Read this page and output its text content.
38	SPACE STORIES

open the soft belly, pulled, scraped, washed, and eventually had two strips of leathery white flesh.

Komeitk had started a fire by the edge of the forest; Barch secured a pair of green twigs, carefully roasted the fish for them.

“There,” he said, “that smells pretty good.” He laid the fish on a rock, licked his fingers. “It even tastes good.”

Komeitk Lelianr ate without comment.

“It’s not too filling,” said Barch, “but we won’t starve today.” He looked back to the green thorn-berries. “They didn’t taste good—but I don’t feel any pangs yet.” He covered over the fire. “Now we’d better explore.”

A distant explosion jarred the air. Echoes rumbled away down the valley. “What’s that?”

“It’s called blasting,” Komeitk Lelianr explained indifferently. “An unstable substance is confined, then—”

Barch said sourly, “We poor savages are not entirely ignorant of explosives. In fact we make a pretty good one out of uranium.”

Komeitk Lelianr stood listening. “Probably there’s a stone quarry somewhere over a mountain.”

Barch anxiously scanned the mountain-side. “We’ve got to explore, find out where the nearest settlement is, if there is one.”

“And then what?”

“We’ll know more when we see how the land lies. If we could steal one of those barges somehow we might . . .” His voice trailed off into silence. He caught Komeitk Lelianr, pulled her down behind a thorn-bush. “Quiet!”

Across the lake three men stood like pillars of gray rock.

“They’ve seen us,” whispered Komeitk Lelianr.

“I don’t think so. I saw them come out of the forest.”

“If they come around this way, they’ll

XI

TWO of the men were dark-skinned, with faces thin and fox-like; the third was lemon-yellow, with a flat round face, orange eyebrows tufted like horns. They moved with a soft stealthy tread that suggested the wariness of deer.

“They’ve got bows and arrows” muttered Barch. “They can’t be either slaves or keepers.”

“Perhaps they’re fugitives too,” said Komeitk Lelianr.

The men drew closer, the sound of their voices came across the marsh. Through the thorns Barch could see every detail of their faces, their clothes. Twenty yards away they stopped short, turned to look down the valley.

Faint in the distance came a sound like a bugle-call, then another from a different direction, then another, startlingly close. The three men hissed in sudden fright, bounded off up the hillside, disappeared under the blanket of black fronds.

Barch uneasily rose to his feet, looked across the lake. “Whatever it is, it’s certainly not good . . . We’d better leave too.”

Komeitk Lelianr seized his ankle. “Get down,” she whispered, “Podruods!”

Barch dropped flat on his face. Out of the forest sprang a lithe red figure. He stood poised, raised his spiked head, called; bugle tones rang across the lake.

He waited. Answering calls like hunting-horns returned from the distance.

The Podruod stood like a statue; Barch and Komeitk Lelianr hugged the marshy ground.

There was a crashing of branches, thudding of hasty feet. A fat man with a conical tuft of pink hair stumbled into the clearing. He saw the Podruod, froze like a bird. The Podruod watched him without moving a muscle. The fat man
━━━
● **PROBLEM DESCRIPTION**
Transcribe each record exactly. Leave nothing out.

● **EXERCISE RESPONSE**
Read this page and output its text content.
38	SPACE STORIES

open the soft belly, pulled, scraped, washed, and eventually had two strips of leathery white flesh.

Komeitk had started a fire by the edge of the forest; Barch secured a pair of green twigs, carefully roasted the fish for them.

“There,” he said, “that smells pretty good.” He laid the fish on a rock, licked his fingers. “It even tastes good.”

Komeitk Lelianr ate without comment.

“It’s not too filling,” said Barch, “but we won’t starve today.” He looked back to the green thorn-berries. “They didn’t taste good—but I don’t feel any pangs yet.” He covered over the fire. “Now we’d better explore.”

A distant explosion jarred the air. Echoes rumbled away down the valley. “What’s that?”

“It’s called blasting,” Komeitk Lelianr explained indifferently. “An unstable substance is confined, then—”

Barch said sourly, “We poor savages are not entirely ignorant of explosives. In fact we make a pretty good one out of uranium.”

Komeitk Lelianr stood listening. “Probably there’s a stone quarry somewhere over a mountain.”

Barch anxiously scanned the mountain-side. “We’ve got to explore, find out where the nearest settlement is, if there is one.”

“And then what?”

“We’ll know more when we see how the land lies. If we could steal one of those barges somehow we might . . .” His voice trailed off into silence. He caught Komeitk Lelianr, pulled her down behind a thorn-bush. “Quiet!”

Across the lake three men stood like pillars of gray rock.

“They’ve seen us,” whispered Komeitk Lelianr.

“I don’t think so. I saw them come out of the forest.”

“If they come around this way, they’ll

XI

TWO of the men were dark-skinned, with faces thin and fox-like; the third was lemon-yellow, with a flat round face, orange eyebrows tufted like horns. They moved with a soft stealthy tread that suggested the wariness of deer.

“They’ve got bows and arrows” muttered Barch. “They can’t be either slaves or keepers.”

“Perhaps they’re fugitives too,” said Komeitk Lelianr.

The men drew closer, the sound of their voices came across the marsh. Through the thorns Barch could see every detail of their faces, their clothes. Twenty yards away they stopped short, turned to look down the valley.

Faint in the distance came a sound like a bugle-call, then another from a different direction, then another, startlingly close. The three men hissed in sudden fright, bounded off up the hillside, disappeared under the blanket of black fronds.

Barch uneasily rose to his feet, looked across the lake. “Whatever it is, it’s certainly not good . . . We’d better leave too.”

Komeitk Lelianr seized his ankle. “Get down,” she whispered, “Podruods!”

Barch dropped flat on his face. Out of the forest sprang a lithe red figure. He stood poised, raised his spiked head, called; bugle tones rang across the lake.

He waited. Answering calls like hunting-horns returned from the distance.

The Podruod stood like a statue; Barch and Komeitk Lelianr hugged the marshy ground.

There was a crashing of branches, thudding of hasty feet. A fat man with a conical tuft of pink hair stumbled into the clearing. He saw the Podruod, froze like a bird. The Podruod watched him without moving a muscle. The fat man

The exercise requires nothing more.